### Requisitos de la tarea:
A. Copia del fragmento sobre la Ley Orgánica de Minas el pasaje que comienza en las palabras "Parlamento sanciona Ley" y termina después de "en áreas protegidas.".
B. Traduce al inglés esta oración del fragmento sobre la Ley Orgánica de Minas: "La ley castiga con cárcel de seis meses a 15 años a quienes operen sin los permisos y en áreas protegidas."
C. Según el fragmento sobre la Ley Orgánica de Minas, ¿cuánto tiempo tomó la segunda discusión de la ley en la Asamblea Nacional?

### Fragmento proporcionado:
Parlamento sanciona Ley Orgánica de Minas por unanimidad
La ley castiga con cárcel de seis meses a 15 años a quienes operen sin los permisos y en áreas protegidas.
Finalmente la Asamblea Nacional dio por concluida la segunda discusión de la Ley Orgánica de Minas, que tomó exactamente un mes, para declarar sancionada la normativa que deroga el decreto emitido por el entonces presidente Hugo Chávez en 1999.
El articulado restante del 115 al 131 se refiere al régimen sancionatorio del instrumento legal que fue presentado por el gobierno encargado de Delcy Rodríguez a la AN, tras la visita al país del secretario del Interior de Estados Unidos, Doug Burgum (4 de marzo), para sellar acuerdos de cooperación en materia minera.
La nueva ley establece multas para quienes incurran en retardo u omisión en la presentación de los informes de la actividad minera al organismo competente (500 veces el equivalente del tipo de cambio oficial de la moneda de mayor valor, publicado por el Banco Central de Venezuela, vigente); por falta de notificación de minerales diferentes a los autorizados (1.000 veces el tipo de cambio oficial); por transporte sin la guia (1.000 veces) y por la falta de inscripción en el registro minero (500 veces el tipo de cambio).
Asimismo será multado quien no colabore, obstaculice o manipule las fiscalizaciones (5.000 veces el tipo de cambio oficial); quien use sustancias que degraden y perturben al ambiente (1.000 a 100.000 veces); quien incurra en invasión de concesión ajena (1.000 veces el tipo de cambio), entre otras.

(Registros extraídos)
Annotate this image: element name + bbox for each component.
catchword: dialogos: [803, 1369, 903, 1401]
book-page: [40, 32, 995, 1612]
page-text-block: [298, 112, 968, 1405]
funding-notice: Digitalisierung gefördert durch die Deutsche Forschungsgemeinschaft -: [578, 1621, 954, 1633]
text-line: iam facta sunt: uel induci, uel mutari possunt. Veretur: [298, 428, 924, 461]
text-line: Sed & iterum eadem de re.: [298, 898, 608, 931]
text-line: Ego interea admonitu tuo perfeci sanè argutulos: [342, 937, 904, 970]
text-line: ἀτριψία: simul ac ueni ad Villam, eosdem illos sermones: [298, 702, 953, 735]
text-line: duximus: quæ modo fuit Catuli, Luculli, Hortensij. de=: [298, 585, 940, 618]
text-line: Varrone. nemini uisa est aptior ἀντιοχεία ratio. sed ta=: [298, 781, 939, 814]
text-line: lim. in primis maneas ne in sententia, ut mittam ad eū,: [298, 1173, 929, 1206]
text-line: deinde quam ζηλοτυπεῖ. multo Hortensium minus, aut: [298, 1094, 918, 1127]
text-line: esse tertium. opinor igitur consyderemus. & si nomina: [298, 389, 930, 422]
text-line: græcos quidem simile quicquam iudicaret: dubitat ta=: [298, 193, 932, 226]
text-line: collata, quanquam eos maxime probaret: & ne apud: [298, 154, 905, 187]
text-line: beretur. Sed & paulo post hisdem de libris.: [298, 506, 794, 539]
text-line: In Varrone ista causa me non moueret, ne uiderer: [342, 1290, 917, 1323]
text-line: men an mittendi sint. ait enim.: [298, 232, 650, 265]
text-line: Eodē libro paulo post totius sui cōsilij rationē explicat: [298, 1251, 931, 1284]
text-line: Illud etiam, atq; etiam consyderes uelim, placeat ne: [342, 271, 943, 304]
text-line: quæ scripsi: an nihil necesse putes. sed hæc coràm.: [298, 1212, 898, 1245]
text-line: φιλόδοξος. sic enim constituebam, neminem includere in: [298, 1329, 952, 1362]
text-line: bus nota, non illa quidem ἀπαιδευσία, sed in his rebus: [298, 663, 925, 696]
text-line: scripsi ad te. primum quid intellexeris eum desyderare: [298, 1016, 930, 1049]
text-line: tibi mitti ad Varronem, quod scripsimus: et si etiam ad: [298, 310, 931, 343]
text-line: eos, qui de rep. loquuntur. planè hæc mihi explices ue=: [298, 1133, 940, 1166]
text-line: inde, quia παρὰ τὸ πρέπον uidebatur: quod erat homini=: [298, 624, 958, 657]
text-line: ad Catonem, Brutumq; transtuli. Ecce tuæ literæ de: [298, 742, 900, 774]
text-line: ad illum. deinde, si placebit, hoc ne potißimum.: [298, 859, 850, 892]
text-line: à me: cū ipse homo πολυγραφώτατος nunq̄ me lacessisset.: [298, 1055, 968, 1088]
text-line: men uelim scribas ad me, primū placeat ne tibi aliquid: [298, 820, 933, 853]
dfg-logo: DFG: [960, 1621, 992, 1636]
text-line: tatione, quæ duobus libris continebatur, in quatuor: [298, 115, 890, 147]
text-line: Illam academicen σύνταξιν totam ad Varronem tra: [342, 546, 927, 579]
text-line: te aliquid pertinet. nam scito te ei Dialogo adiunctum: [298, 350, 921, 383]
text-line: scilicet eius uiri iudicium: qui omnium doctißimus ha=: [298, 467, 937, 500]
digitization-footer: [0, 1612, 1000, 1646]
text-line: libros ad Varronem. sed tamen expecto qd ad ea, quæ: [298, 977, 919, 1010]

### Respuestas:
A.
Parlamento sanciona Ley Orgánica de Minas por unanimidad
La ley castiga con cárcel de seis meses a 15 años a quienes operen sin los permisos y en áreas protegidas.

B. The law punishes those who operate without the permits and in protected areas with prison terms of six months to 15 years.

C. Exactamente un mes.